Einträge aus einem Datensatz
= = =
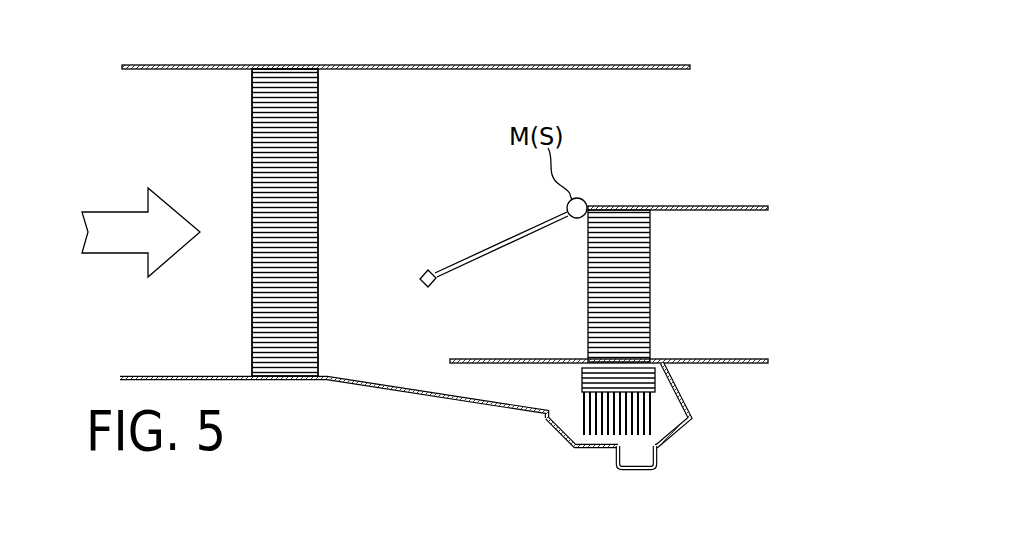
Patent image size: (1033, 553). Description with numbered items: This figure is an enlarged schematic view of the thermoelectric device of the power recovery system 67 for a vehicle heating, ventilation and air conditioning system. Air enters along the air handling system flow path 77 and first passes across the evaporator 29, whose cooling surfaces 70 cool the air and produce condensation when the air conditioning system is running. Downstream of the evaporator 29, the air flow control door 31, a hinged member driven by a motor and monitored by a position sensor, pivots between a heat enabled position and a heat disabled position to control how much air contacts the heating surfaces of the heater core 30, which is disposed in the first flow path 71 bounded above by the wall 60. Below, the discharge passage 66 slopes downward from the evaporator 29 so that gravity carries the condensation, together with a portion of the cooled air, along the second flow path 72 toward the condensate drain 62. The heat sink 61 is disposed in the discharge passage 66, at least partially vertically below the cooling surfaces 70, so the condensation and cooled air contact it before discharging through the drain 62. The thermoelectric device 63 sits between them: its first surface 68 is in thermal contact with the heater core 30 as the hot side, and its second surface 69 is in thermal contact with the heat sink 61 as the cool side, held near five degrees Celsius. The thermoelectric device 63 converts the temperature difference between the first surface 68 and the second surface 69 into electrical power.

The air handling system flow path 77 is at (182, 110).
The evaporator 29 is at (252, 150).
The cooling surfaces 70 is at (252, 300).
The air flow control door 31 is at (470, 252).
The upper wall of bypass channel 60 is at (700, 206).
The heater core 30 is at (651, 245).
The second flow path 72 is at (462, 381).
The first flow path 71 is at (475, 313).
The power recovery system 67 is at (467, 438).
The discharge passage 66 is at (511, 410).
The first surface 68 is at (653, 362).
The condensate drain 62 is at (656, 460).
The thermoelectric device 63 is at (656, 378).
The heat sink 61 is at (656, 402).
The second surface 69 is at (598, 393).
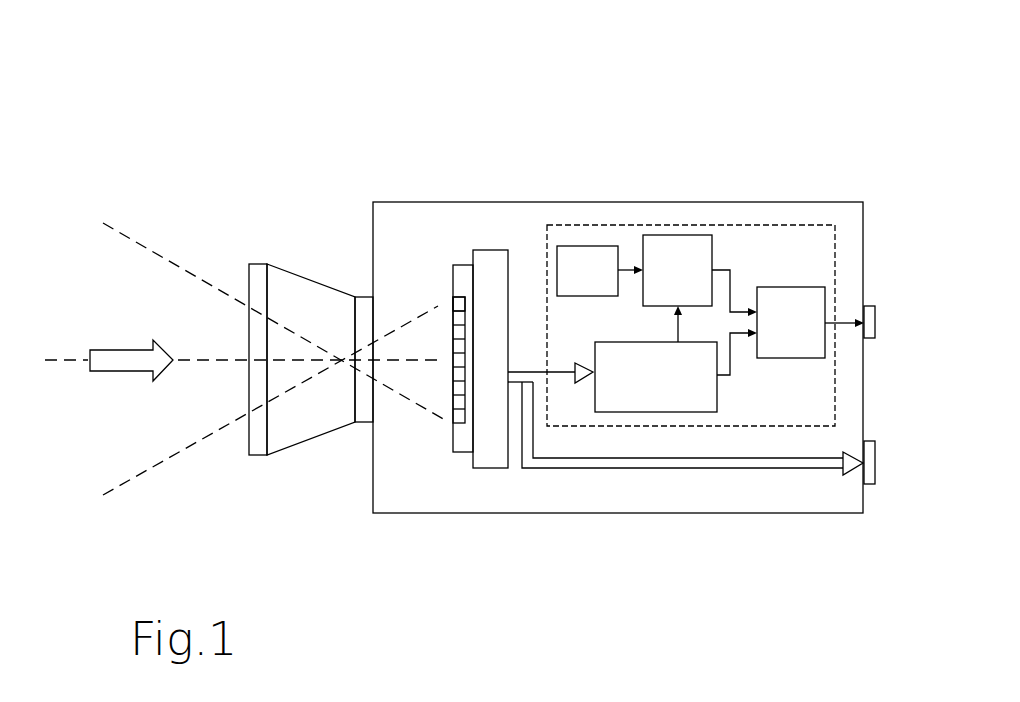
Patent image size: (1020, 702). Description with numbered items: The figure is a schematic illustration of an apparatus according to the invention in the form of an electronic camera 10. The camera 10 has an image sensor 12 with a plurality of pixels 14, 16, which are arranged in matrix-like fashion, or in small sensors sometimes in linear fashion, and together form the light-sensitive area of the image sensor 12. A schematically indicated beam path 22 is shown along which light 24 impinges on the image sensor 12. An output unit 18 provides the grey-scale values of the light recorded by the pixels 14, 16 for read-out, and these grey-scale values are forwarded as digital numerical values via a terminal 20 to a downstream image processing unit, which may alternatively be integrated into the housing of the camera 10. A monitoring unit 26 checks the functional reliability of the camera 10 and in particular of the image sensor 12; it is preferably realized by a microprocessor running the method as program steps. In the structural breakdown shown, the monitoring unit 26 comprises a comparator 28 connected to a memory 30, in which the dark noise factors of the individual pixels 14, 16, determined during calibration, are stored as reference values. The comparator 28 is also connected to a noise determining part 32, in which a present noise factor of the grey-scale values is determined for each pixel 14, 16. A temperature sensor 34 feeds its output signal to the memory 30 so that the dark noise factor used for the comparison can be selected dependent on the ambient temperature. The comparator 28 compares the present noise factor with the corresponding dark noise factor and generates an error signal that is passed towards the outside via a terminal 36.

The camera 10 is at (262, 140).
The image sensor 12 is at (466, 445).
The pixel 14 is at (453, 390).
The pixel 16 is at (452, 318).
The output unit 18 is at (493, 459).
The terminal 20 is at (875, 463).
The beam path 22 is at (168, 258).
The light 24 is at (128, 372).
The monitoring unit 26 is at (837, 383).
The comparator 28 is at (790, 287).
The memory 30 is at (677, 235).
The noise determining part 32 is at (673, 402).
The temperature sensor 34 is at (581, 246).
The terminal 36 is at (875, 317).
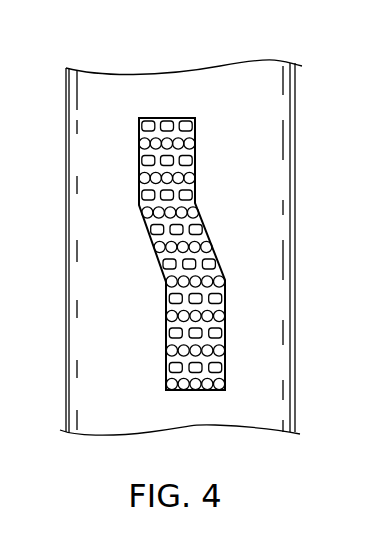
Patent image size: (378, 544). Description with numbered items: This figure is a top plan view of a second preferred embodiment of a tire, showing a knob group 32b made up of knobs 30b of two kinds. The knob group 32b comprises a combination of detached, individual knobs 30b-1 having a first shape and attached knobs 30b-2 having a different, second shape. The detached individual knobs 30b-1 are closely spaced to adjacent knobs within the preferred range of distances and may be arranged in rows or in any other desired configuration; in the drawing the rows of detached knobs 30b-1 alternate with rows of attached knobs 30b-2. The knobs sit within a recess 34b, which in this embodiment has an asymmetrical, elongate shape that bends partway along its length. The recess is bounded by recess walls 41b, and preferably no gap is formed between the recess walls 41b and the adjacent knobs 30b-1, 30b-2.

The knobs 30b is at (33, 76).
The detached individual knobs 30b-1 is at (196, 193).
The attached knobs 30b-2 is at (197, 207).
The knob group 32b is at (167, 117).
The recess 34b is at (196, 138).
The recess walls 41b is at (214, 281).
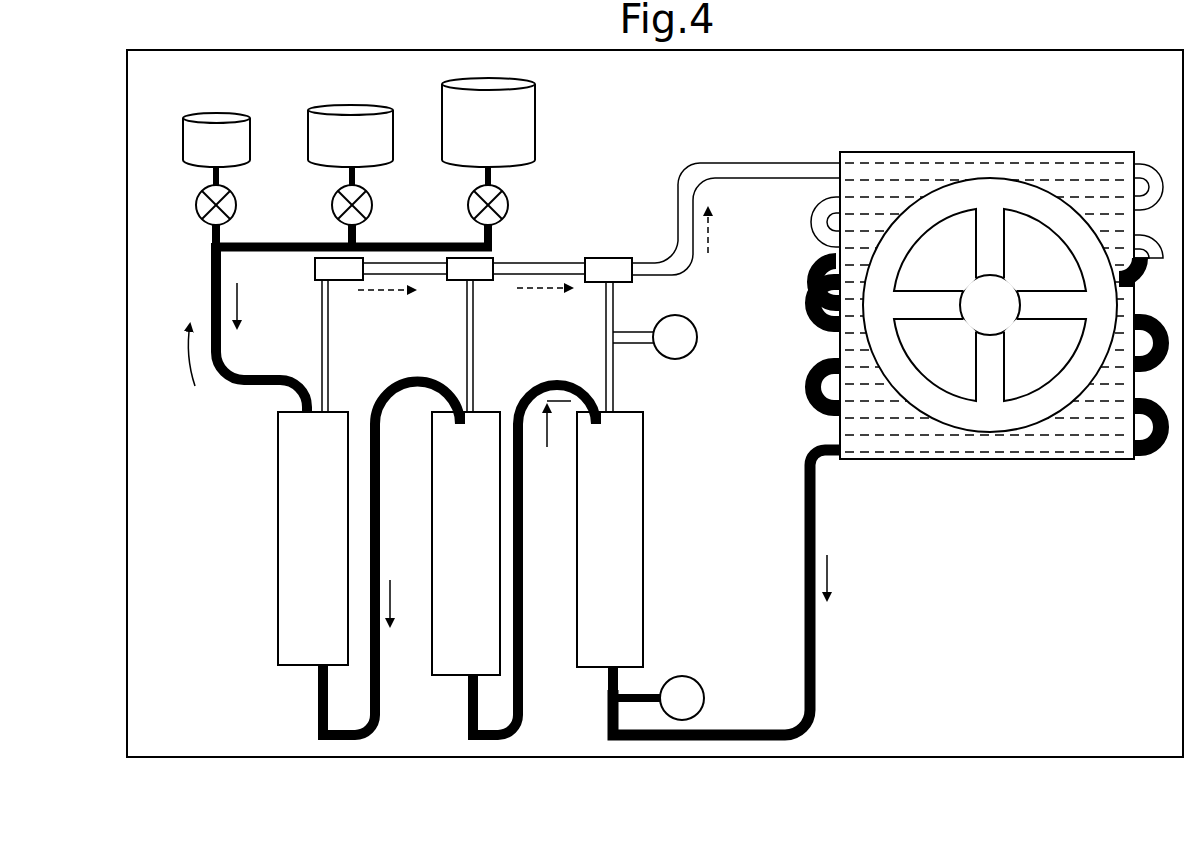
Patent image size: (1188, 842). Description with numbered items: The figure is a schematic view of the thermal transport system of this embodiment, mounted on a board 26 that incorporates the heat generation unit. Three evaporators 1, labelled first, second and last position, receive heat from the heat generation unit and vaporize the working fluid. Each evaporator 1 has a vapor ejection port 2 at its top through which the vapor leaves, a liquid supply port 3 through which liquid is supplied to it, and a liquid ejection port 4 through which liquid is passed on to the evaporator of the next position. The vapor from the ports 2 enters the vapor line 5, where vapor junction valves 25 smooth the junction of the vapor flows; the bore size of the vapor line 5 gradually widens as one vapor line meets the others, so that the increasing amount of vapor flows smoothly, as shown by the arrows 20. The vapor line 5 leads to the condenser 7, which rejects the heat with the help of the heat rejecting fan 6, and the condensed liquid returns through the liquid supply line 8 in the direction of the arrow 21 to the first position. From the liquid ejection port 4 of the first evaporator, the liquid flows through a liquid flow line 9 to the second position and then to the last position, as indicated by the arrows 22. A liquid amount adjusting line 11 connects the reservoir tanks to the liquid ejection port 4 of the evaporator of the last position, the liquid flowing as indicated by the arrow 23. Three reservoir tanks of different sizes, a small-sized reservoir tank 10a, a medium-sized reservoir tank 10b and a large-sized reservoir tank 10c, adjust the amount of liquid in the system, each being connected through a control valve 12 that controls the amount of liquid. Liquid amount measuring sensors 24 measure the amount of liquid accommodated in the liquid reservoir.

The evaporator 1 is at (280, 628).
The vapor ejection port 2 is at (333, 407).
The liquid supply port 3 is at (320, 675).
The liquid ejection port 4 is at (302, 405).
The vapor line 5 is at (544, 259).
The heat rejecting fan 6 is at (966, 152).
The condenser 7 is at (817, 307).
The liquid supply line 8 is at (815, 698).
The liquid flow line 9 is at (527, 583).
The small-sized reservoir tank 10a is at (253, 118).
The medium-sized reservoir tank 10b is at (383, 103).
The large-sized reservoir tank 10c is at (536, 94).
The liquid amount adjusting line 11 is at (212, 296).
The control valve 12 is at (331, 204).
The arrow 20 is at (360, 293).
The arrow 21 is at (832, 573).
The arrow 22 is at (210, 395).
The arrow 23 is at (245, 303).
The liquid amount measuring sensor 24 is at (697, 317).
The vapor junction valve 25 is at (497, 262).
The board 26 is at (275, 757).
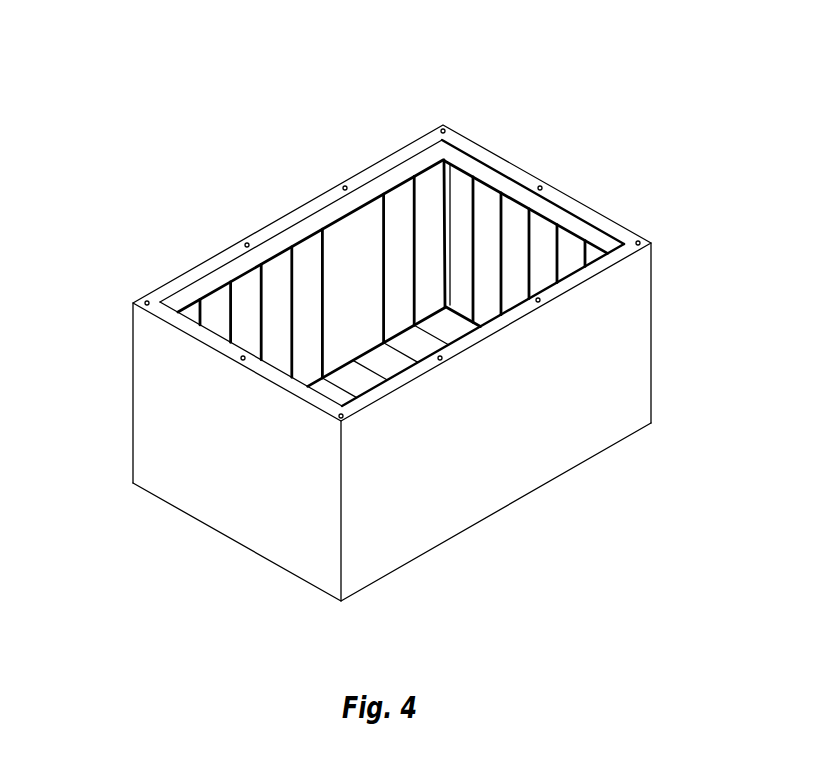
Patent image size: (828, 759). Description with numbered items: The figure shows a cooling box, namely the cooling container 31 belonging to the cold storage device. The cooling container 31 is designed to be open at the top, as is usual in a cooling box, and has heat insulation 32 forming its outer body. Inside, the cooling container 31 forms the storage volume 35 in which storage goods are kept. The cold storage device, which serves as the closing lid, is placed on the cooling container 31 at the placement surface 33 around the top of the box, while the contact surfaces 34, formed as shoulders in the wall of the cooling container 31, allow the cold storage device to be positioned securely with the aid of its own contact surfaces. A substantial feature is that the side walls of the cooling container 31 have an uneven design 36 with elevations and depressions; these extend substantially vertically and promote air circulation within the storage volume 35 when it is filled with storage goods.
= = =
Kannst du die Daten oben neu schreiben und dabei überall „Patent image size“ durch „Patent drawing size“ ersetzen, ohne sonst etwas zu ändern? Lass die Bilder in der Antwort weg.

Patent drawing size: (1033, 553). Description with numbered items: This figure is an enlarged schematic view of the thermoelectric device of the power recovery system 67 for a vehicle heating, ventilation and air conditioning system. Air enters along the air handling system flow path 77 and first passes across the evaporator 29, whose cooling surfaces 70 cool the air and produce condensation when the air conditioning system is running. Downstream of the evaporator 29, the air flow control door 31, a hinged member driven by a motor and monitored by a position sensor, pivots between a heat enabled position and a heat disabled position to control how much air contacts the heating surfaces of the heater core 30, which is disposed in the first flow path 71 bounded above by the wall 60. Below, the discharge passage 66 slopes downward from the evaporator 29 so that gravity carries the condensation, together with a portion of the cooled air, along the second flow path 72 toward the condensate drain 62. The heat sink 61 is disposed in the discharge passage 66, at least partially vertically below the cooling surfaces 70, so the condensation and cooled air contact it before discharging through the drain 62. The thermoelectric device 63 sits between them: its first surface 68 is in thermal contact with the heater core 30 as the hot side, and its second surface 69 is in thermal contact with the heat sink 61 as the cool side, held near five degrees Celsius. The thermoelectric device 63 converts the temperature difference between the first surface 68 and the second surface 69 into electrical power.

The air handling system flow path 77 is at (182, 110).
The evaporator 29 is at (252, 150).
The cooling surfaces 70 is at (252, 300).
The air flow control door 31 is at (470, 252).
The upper wall of bypass channel 60 is at (700, 206).
The heater core 30 is at (651, 245).
The second flow path 72 is at (462, 381).
The first flow path 71 is at (475, 313).
The power recovery system 67 is at (467, 438).
The discharge passage 66 is at (511, 410).
The first surface 68 is at (653, 362).
The condensate drain 62 is at (656, 460).
The thermoelectric device 63 is at (656, 378).
The heat sink 61 is at (656, 402).
The second surface 69 is at (598, 393).
Patent drawing size: (1020, 702). Description with numbered items: The figure is a schematic illustration of an apparatus according to the invention in the form of an electronic camera 10. The camera 10 has an image sensor 12 with a plurality of pixels 14, 16, which are arranged in matrix-like fashion, or in small sensors sometimes in linear fashion, and together form the light-sensitive area of the image sensor 12. A schematically indicated beam path 22 is shown along which light 24 impinges on the image sensor 12. An output unit 18 provides the grey-scale values of the light recorded by the pixels 14, 16 for read-out, and these grey-scale values are forwarded as digital numerical values via a terminal 20 to a downstream image processing unit, which may alternatively be integrated into the housing of the camera 10. A monitoring unit 26 checks the functional reliability of the camera 10 and in particular of the image sensor 12; it is preferably realized by a microprocessor running the method as program steps. In the structural breakdown shown, the monitoring unit 26 comprises a comparator 28 connected to a memory 30, in which the dark noise factors of the individual pixels 14, 16, determined during calibration, are stored as reference values. The comparator 28 is also connected to a noise determining part 32, in which a present noise factor of the grey-scale values is determined for each pixel 14, 16. A temperature sensor 34 feeds its output signal to the memory 30 so that the dark noise factor used for the comparison can be selected dependent on the ambient temperature. The comparator 28 compares the present noise factor with the corresponding dark noise factor and generates an error signal that is passed towards the outside via a terminal 36.

The camera 10 is at (262, 140).
The image sensor 12 is at (466, 445).
The pixel 14 is at (453, 390).
The pixel 16 is at (452, 318).
The output unit 18 is at (493, 459).
The terminal 20 is at (875, 463).
The beam path 22 is at (168, 258).
The light 24 is at (128, 372).
The monitoring unit 26 is at (837, 383).
The comparator 28 is at (790, 287).
The memory 30 is at (677, 235).
The noise determining part 32 is at (673, 402).
The temperature sensor 34 is at (581, 246).
The terminal 36 is at (875, 317).
Patent drawing size: (378, 544). Description with numbered items: This figure is a top plan view of a second preferred embodiment of a tire, showing a knob group 32b made up of knobs 30b of two kinds. The knob group 32b comprises a combination of detached, individual knobs 30b-1 having a first shape and attached knobs 30b-2 having a different, second shape. The detached individual knobs 30b-1 are closely spaced to adjacent knobs within the preferred range of distances and may be arranged in rows or in any other desired configuration; in the drawing the rows of detached knobs 30b-1 alternate with rows of attached knobs 30b-2. The knobs sit within a recess 34b, which in this embodiment has an asymmetrical, elongate shape that bends partway along its length. The recess is bounded by recess walls 41b, and preferably no gap is formed between the recess walls 41b and the adjacent knobs 30b-1, 30b-2.

The knobs 30b is at (33, 76).
The detached individual knobs 30b-1 is at (196, 193).
The attached knobs 30b-2 is at (197, 207).
The knob group 32b is at (167, 117).
The recess 34b is at (196, 138).
The recess walls 41b is at (214, 281).
Patent drawing size: (1188, 842). Description with numbered items: The figure is a schematic view of the thermal transport system of this embodiment, mounted on a board 26 that incorporates the heat generation unit. Three evaporators 1, labelled first, second and last position, receive heat from the heat generation unit and vaporize the working fluid. Each evaporator 1 has a vapor ejection port 2 at its top through which the vapor leaves, a liquid supply port 3 through which liquid is supplied to it, and a liquid ejection port 4 through which liquid is passed on to the evaporator of the next position. The vapor from the ports 2 enters the vapor line 5, where vapor junction valves 25 smooth the junction of the vapor flows; the bore size of the vapor line 5 gradually widens as one vapor line meets the others, so that the increasing amount of vapor flows smoothly, as shown by the arrows 20. The vapor line 5 leads to the condenser 7, which rejects the heat with the help of the heat rejecting fan 6, and the condensed liquid returns through the liquid supply line 8 in the direction of the arrow 21 to the first position. From the liquid ejection port 4 of the first evaporator, the liquid flows through a liquid flow line 9 to the second position and then to the last position, as indicated by the arrows 22. A liquid amount adjusting line 11 connects the reservoir tanks to the liquid ejection port 4 of the evaporator of the last position, the liquid flowing as indicated by the arrow 23. Three reservoir tanks of different sizes, a small-sized reservoir tank 10a, a medium-sized reservoir tank 10b and a large-sized reservoir tank 10c, adjust the amount of liquid in the system, each being connected through a control valve 12 that controls the amount of liquid. Liquid amount measuring sensors 24 measure the amount of liquid accommodated in the liquid reservoir.

The evaporator 1 is at (280, 628).
The vapor ejection port 2 is at (333, 407).
The liquid supply port 3 is at (320, 675).
The liquid ejection port 4 is at (302, 405).
The vapor line 5 is at (544, 259).
The heat rejecting fan 6 is at (966, 152).
The condenser 7 is at (817, 307).
The liquid supply line 8 is at (815, 698).
The liquid flow line 9 is at (527, 583).
The small-sized reservoir tank 10a is at (253, 118).
The medium-sized reservoir tank 10b is at (383, 103).
The large-sized reservoir tank 10c is at (536, 94).
The liquid amount adjusting line 11 is at (212, 296).
The control valve 12 is at (331, 204).
The arrow 20 is at (360, 293).
The arrow 21 is at (832, 573).
The arrow 22 is at (210, 395).
The arrow 23 is at (245, 303).
The liquid amount measuring sensor 24 is at (697, 317).
The vapor junction valve 25 is at (497, 262).
The board 26 is at (275, 757).
Patent drawing size: (828, 759). Description with numbered items: The figure shows a cooling box, namely the cooling container 31 belonging to the cold storage device. The cooling container 31 is designed to be open at the top, as is usual in a cooling box, and has heat insulation 32 forming its outer body. Inside, the cooling container 31 forms the storage volume 35 in which storage goods are kept. The cold storage device, which serves as the closing lid, is placed on the cooling container 31 at the placement surface 33 around the top of the box, while the contact surfaces 34, formed as shoulders in the wall of the cooling container 31, allow the cold storage device to be positioned securely with the aid of its own contact surfaces. A substantial feature is that the side walls of the cooling container 31 have an uneven design 36 with elevations and depressions; these extend substantially vertically and promote air circulation within the storage volume 35 when it is filled with storage goods.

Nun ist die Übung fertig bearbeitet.